- Data records -
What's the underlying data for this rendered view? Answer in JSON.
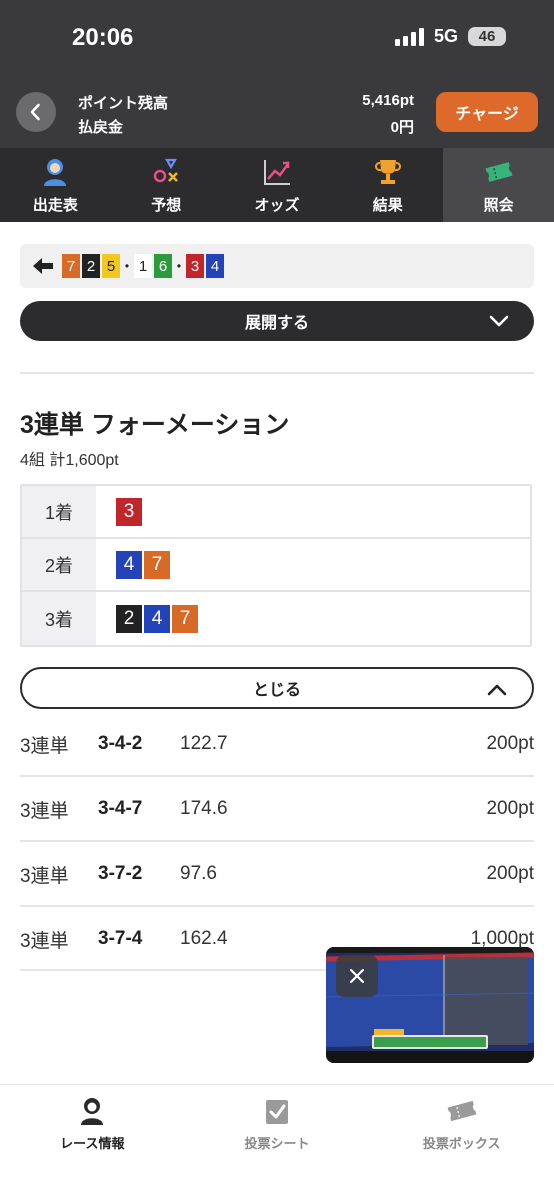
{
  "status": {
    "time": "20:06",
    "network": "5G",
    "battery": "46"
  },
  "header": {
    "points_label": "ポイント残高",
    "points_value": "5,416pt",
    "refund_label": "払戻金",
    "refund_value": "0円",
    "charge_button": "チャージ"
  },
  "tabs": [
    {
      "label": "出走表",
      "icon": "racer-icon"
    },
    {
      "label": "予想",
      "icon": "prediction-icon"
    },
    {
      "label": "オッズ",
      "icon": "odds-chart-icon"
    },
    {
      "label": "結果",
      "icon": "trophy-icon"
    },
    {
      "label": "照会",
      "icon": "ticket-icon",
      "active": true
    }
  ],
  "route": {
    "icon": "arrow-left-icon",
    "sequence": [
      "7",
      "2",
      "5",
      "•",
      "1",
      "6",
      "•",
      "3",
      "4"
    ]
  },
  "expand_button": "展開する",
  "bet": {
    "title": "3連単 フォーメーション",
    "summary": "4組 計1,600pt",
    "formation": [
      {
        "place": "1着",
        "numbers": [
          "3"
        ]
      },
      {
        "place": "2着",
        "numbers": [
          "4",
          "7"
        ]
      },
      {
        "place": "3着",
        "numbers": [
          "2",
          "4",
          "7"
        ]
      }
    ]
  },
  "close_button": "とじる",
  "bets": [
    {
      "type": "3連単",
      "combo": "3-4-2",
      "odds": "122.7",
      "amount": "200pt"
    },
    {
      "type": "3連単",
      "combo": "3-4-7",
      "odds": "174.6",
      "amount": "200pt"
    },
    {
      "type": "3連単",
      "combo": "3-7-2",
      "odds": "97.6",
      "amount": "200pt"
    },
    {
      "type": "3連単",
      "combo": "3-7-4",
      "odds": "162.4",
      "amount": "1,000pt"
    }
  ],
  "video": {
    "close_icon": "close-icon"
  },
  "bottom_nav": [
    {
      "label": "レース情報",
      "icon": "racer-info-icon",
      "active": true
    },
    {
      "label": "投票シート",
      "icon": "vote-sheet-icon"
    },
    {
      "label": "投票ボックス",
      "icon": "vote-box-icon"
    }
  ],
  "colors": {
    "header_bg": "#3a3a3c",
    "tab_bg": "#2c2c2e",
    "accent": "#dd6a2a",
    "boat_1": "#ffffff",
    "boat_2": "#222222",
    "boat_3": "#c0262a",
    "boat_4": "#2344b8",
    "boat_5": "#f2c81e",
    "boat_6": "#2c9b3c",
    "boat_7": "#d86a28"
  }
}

- Task requirements -
Omit every picture, then repeat the remaining data exactly as it appears above.

- Task result -
What's the underlying data for this rendered view? Answer in JSON.
{
  "status": {
    "time": "20:06",
    "network": "5G",
    "battery": "46"
  },
  "header": {
    "points_label": "ポイント残高",
    "points_value": "5,416pt",
    "refund_label": "払戻金",
    "refund_value": "0円",
    "charge_button": "チャージ"
  },
  "tabs": [
    {
      "label": "出走表",
      "icon": "racer-icon"
    },
    {
      "label": "予想",
      "icon": "prediction-icon"
    },
    {
      "label": "オッズ",
      "icon": "odds-chart-icon"
    },
    {
      "label": "結果",
      "icon": "trophy-icon"
    },
    {
      "label": "照会",
      "icon": "ticket-icon",
      "active": true
    }
  ],
  "route": {
    "icon": "arrow-left-icon",
    "sequence": [
      "7",
      "2",
      "5",
      "•",
      "1",
      "6",
      "•",
      "3",
      "4"
    ]
  },
  "expand_button": "展開する",
  "bet": {
    "title": "3連単 フォーメーション",
    "summary": "4組 計1,600pt",
    "formation": [
      {
        "place": "1着",
        "numbers": [
          "3"
        ]
      },
      {
        "place": "2着",
        "numbers": [
          "4",
          "7"
        ]
      },
      {
        "place": "3着",
        "numbers": [
          "2",
          "4",
          "7"
        ]
      }
    ]
  },
  "close_button": "とじる",
  "bets": [
    {
      "type": "3連単",
      "combo": "3-4-2",
      "odds": "122.7",
      "amount": "200pt"
    },
    {
      "type": "3連単",
      "combo": "3-4-7",
      "odds": "174.6",
      "amount": "200pt"
    },
    {
      "type": "3連単",
      "combo": "3-7-2",
      "odds": "97.6",
      "amount": "200pt"
    },
    {
      "type": "3連単",
      "combo": "3-7-4",
      "odds": "162.4",
      "amount": "1,000pt"
    }
  ],
  "video": {
    "close_icon": "close-icon"
  },
  "bottom_nav": [
    {
      "label": "レース情報",
      "icon": "racer-info-icon",
      "active": true
    },
    {
      "label": "投票シート",
      "icon": "vote-sheet-icon"
    },
    {
      "label": "投票ボックス",
      "icon": "vote-box-icon"
    }
  ],
  "colors": {
    "header_bg": "#3a3a3c",
    "tab_bg": "#2c2c2e",
    "accent": "#dd6a2a",
    "boat_1": "#ffffff",
    "boat_2": "#222222",
    "boat_3": "#c0262a",
    "boat_4": "#2344b8",
    "boat_5": "#f2c81e",
    "boat_6": "#2c9b3c",
    "boat_7": "#d86a28"
  }
}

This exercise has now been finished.